BEGIN INFORMATION GIVEN

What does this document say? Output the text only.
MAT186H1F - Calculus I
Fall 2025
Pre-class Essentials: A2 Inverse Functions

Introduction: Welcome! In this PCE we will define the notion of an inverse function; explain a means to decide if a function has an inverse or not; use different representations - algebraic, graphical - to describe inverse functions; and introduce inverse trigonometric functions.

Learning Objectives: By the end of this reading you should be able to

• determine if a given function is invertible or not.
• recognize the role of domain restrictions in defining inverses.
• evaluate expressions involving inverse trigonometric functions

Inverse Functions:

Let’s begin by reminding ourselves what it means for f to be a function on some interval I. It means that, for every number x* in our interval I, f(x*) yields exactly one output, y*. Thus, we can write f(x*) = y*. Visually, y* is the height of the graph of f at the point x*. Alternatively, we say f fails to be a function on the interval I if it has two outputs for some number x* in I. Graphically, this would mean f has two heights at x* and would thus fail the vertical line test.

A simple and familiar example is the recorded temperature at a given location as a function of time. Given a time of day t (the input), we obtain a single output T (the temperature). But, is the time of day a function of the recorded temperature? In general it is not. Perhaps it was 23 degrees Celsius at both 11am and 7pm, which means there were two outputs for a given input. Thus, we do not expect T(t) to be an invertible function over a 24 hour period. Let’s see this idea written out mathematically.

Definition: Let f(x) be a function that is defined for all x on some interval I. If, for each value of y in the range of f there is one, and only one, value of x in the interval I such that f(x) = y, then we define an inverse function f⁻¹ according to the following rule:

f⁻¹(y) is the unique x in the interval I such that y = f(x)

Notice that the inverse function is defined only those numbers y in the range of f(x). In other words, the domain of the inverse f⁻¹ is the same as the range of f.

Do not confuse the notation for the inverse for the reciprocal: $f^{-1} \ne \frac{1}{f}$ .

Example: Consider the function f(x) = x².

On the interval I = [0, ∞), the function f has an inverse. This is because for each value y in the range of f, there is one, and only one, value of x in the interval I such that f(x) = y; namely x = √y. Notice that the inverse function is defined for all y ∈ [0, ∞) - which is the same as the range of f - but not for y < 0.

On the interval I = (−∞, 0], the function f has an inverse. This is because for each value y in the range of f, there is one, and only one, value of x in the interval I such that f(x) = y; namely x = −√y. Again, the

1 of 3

END INFORMATION GIVEN

*WRITTEN REQUEST*: State how many lines of the records above contain "trigonometric", with no words besides the number.

*TASK ANSWER*: 2